EXERCISE DIRECTIONS | Could you transcribe every record below exactly as written, leaving out any pictures?

DATA PROVIDED |
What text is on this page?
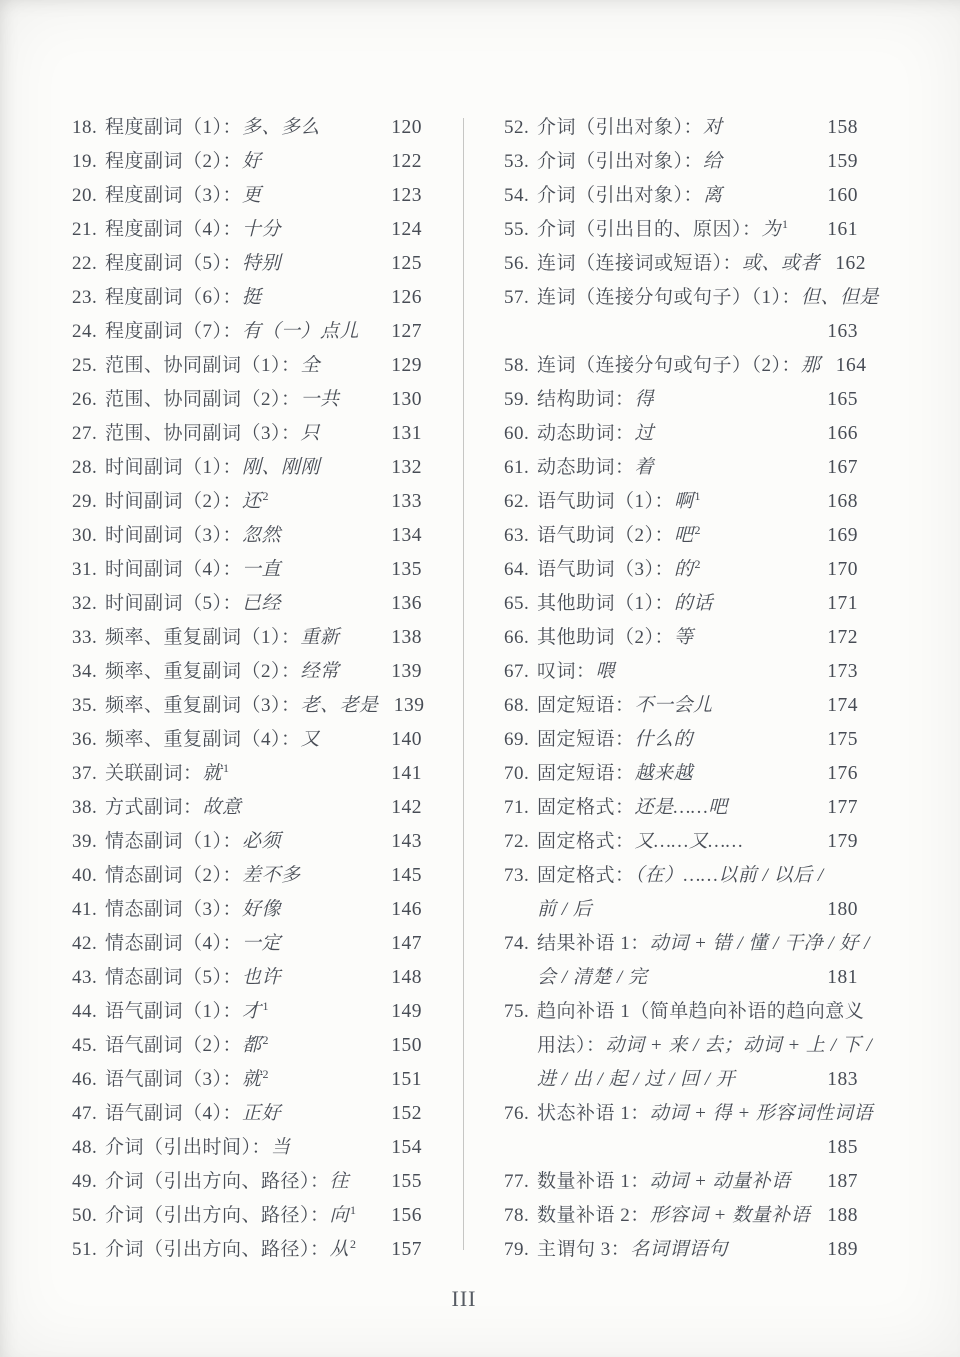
18. 程度副词（1）：多、多么	120
19. 程度副词（2）：好	122
20. 程度副词（3）：更	123
21. 程度副词（4）：十分	124
22. 程度副词（5）：特别	125
23. 程度副词（6）：挺	126
24. 程度副词（7）：有（一）点儿	127
25. 范围、协同副词（1）：全	129
26. 范围、协同副词（2）：一共	130
27. 范围、协同副词（3）：只	131
28. 时间副词（1）：刚、刚刚	132
29. 时间副词（2）：还$^2$	133
30. 时间副词（3）：忽然	134
31. 时间副词（4）：一直	135
32. 时间副词（5）：已经	136
33. 频率、重复副词（1）：重新	138
34. 频率、重复副词（2）：经常	139
35. 频率、重复副词（3）：老、老是 139
36. 频率、重复副词（4）：又	140
37. 关联副词：就$^1$	141
38. 方式副词：故意	142
39. 情态副词（1）：必须	143
40. 情态副词（2）：差不多	145
41. 情态副词（3）：好像	146
42. 情态副词（4）：一定	147
43. 情态副词（5）：也许	148
44. 语气副词（1）：才$^1$	149
45. 语气副词（2）：都$^2$	150
46. 语气副词（3）：就$^2$	151
47. 语气副词（4）：正好	152
48. 介词（引出时间）：当	154
49. 介词（引出方向、路径）：往	155
50. 介词（引出方向、路径）：向$^1$	156
51. 介词（引出方向、路径）：从$^2$	157
52. 介词（引出对象）：对	158
53. 介词（引出对象）：给	159
54. 介词（引出对象）：离	160
55. 介词（引出目的、原因）：为$^1$	161
56. 连词（连接词或短语）：或、或者 162
57. 连词（连接分句或句子）（1）：但、但是
163
58. 连词（连接分句或句子）（2）：那 164
59. 结构助词：得	165
60. 动态助词：过	166
61. 动态助词：着	167
62. 语气助词（1）：啊$^1$	168
63. 语气助词（2）：吧$^2$	169
64. 语气助词（3）：的$^2$	170
65. 其他助词（1）：的话	171
66. 其他助词（2）：等	172
67. 叹词：喂	173
68. 固定短语：不一会儿	174
69. 固定短语：什么的	175
70. 固定短语：越来越	176
71. 固定格式：还是……吧	177
72. 固定格式：又……又……	179
73. 固定格式：（在）……以前 / 以后 /
前 / 后	180
74. 结果补语 1：动词 + 错 / 懂 / 干净 / 好 /
会 / 清楚 / 完	181
75. 趋向补语 1（简单趋向补语的趋向意义
用法）：动词 + 来 / 去；动词 + 上 / 下 /
进 / 出 / 起 / 过 / 回 / 开	183
76. 状态补语 1：动词 + 得 + 形容词性词语
185
77. 数量补语 1：动词 + 动量补语	187
78. 数量补语 2：形容词 + 数量补语 188
79. 主谓句 3：名词谓语句	189
III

OUTPUT OF THE TASK |
What text is on this page?
18. 程度副词（1）：多、多么	120
19. 程度副词（2）：好	122
20. 程度副词（3）：更	123
21. 程度副词（4）：十分	124
22. 程度副词（5）：特别	125
23. 程度副词（6）：挺	126
24. 程度副词（7）：有（一）点儿	127
25. 范围、协同副词（1）：全	129
26. 范围、协同副词（2）：一共	130
27. 范围、协同副词（3）：只	131
28. 时间副词（1）：刚、刚刚	132
29. 时间副词（2）：还$^2$	133
30. 时间副词（3）：忽然	134
31. 时间副词（4）：一直	135
32. 时间副词（5）：已经	136
33. 频率、重复副词（1）：重新	138
34. 频率、重复副词（2）：经常	139
35. 频率、重复副词（3）：老、老是 139
36. 频率、重复副词（4）：又	140
37. 关联副词：就$^1$	141
38. 方式副词：故意	142
39. 情态副词（1）：必须	143
40. 情态副词（2）：差不多	145
41. 情态副词（3）：好像	146
42. 情态副词（4）：一定	147
43. 情态副词（5）：也许	148
44. 语气副词（1）：才$^1$	149
45. 语气副词（2）：都$^2$	150
46. 语气副词（3）：就$^2$	151
47. 语气副词（4）：正好	152
48. 介词（引出时间）：当	154
49. 介词（引出方向、路径）：往	155
50. 介词（引出方向、路径）：向$^1$	156
51. 介词（引出方向、路径）：从$^2$	157
52. 介词（引出对象）：对	158
53. 介词（引出对象）：给	159
54. 介词（引出对象）：离	160
55. 介词（引出目的、原因）：为$^1$	161
56. 连词（连接词或短语）：或、或者 162
57. 连词（连接分句或句子）（1）：但、但是
163
58. 连词（连接分句或句子）（2）：那 164
59. 结构助词：得	165
60. 动态助词：过	166
61. 动态助词：着	167
62. 语气助词（1）：啊$^1$	168
63. 语气助词（2）：吧$^2$	169
64. 语气助词（3）：的$^2$	170
65. 其他助词（1）：的话	171
66. 其他助词（2）：等	172
67. 叹词：喂	173
68. 固定短语：不一会儿	174
69. 固定短语：什么的	175
70. 固定短语：越来越	176
71. 固定格式：还是……吧	177
72. 固定格式：又……又……	179
73. 固定格式：（在）……以前 / 以后 /
前 / 后	180
74. 结果补语 1：动词 + 错 / 懂 / 干净 / 好 /
会 / 清楚 / 完	181
75. 趋向补语 1（简单趋向补语的趋向意义
用法）：动词 + 来 / 去；动词 + 上 / 下 /
进 / 出 / 起 / 过 / 回 / 开	183
76. 状态补语 1：动词 + 得 + 形容词性词语
185
77. 数量补语 1：动词 + 动量补语	187
78. 数量补语 2：形容词 + 数量补语 188
79. 主谓句 3：名词谓语句	189
III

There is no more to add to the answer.